WRITTEN PROBLEM:
Tally the lines in the records underneath that contain the string "Средняя", and state the figure by itself.

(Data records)
[Begin]

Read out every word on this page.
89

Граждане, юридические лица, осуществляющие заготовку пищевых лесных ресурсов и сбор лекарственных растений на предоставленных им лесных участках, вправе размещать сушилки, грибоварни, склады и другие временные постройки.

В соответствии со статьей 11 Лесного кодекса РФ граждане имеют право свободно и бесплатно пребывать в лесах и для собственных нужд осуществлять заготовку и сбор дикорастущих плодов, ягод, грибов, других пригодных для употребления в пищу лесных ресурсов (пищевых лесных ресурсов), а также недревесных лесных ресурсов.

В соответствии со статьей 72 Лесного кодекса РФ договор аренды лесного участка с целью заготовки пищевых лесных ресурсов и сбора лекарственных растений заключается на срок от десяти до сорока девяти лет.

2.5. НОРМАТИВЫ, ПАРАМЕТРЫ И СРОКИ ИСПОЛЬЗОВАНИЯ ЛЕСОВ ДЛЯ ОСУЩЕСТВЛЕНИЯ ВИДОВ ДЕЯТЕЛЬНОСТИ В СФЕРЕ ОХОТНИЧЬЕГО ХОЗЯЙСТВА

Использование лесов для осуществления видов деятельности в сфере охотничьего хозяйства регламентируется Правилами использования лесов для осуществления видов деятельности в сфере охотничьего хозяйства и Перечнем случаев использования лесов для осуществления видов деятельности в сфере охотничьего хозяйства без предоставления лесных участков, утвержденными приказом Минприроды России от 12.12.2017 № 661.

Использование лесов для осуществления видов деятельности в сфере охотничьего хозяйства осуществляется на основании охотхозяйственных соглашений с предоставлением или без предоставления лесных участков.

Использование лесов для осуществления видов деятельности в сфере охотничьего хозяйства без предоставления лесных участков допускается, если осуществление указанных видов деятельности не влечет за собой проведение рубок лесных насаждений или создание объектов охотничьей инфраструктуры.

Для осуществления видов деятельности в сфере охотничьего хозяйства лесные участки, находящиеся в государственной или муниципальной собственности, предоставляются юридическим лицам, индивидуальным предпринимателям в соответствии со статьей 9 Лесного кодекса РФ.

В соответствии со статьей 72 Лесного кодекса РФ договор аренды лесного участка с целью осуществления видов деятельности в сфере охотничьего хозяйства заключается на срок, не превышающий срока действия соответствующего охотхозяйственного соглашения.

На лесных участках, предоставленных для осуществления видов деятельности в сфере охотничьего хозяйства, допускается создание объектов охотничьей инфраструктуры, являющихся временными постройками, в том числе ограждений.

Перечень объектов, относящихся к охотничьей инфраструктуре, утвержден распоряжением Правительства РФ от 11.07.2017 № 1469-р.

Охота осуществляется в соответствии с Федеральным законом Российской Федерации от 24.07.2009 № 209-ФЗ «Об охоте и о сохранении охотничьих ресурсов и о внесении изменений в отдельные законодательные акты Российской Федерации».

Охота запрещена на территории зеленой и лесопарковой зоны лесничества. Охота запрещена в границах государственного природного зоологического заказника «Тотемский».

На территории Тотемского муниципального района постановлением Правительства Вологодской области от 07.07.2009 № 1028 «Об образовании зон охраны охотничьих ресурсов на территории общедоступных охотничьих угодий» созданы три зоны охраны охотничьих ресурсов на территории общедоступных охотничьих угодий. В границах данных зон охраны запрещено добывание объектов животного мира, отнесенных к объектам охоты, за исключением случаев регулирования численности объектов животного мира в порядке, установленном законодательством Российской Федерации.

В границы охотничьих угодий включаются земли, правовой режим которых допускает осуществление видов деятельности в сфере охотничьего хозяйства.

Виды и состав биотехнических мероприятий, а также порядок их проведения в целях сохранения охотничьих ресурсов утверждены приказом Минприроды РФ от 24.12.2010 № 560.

[End]
[Begin]

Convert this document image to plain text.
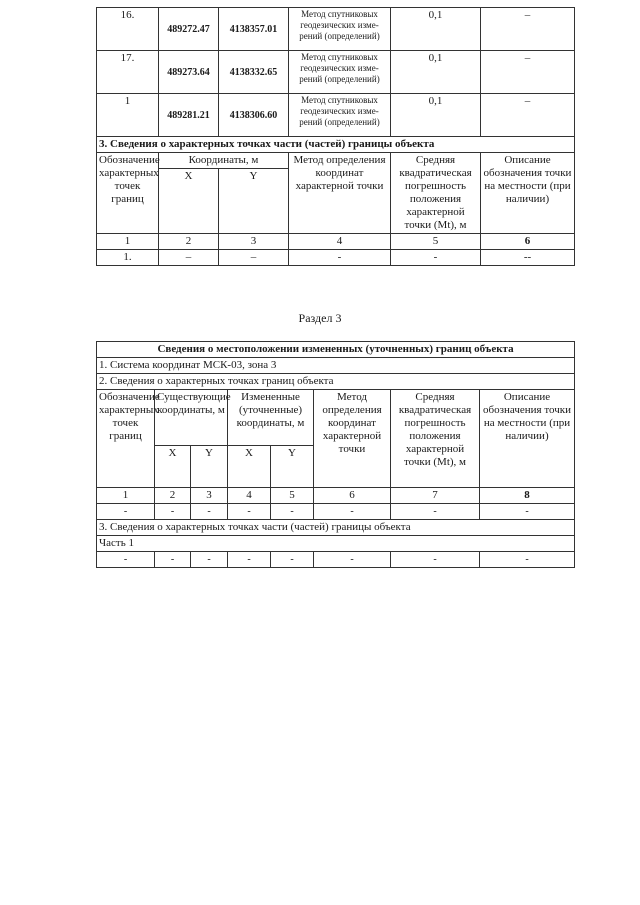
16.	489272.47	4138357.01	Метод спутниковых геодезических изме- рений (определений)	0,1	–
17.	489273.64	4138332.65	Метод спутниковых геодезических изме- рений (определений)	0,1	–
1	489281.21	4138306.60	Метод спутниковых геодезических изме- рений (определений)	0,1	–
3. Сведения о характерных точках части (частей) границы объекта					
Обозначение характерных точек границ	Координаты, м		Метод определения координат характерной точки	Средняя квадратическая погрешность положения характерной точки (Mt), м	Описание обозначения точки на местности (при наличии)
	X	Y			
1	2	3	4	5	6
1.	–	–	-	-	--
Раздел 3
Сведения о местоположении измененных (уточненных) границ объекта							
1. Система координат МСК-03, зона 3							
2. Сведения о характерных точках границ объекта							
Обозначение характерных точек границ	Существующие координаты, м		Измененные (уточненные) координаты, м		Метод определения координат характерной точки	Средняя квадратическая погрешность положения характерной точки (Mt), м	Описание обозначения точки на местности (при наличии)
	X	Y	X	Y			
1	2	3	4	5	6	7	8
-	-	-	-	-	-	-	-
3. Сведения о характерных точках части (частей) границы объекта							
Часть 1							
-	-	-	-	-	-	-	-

[End]

TASK SOLUTION:
2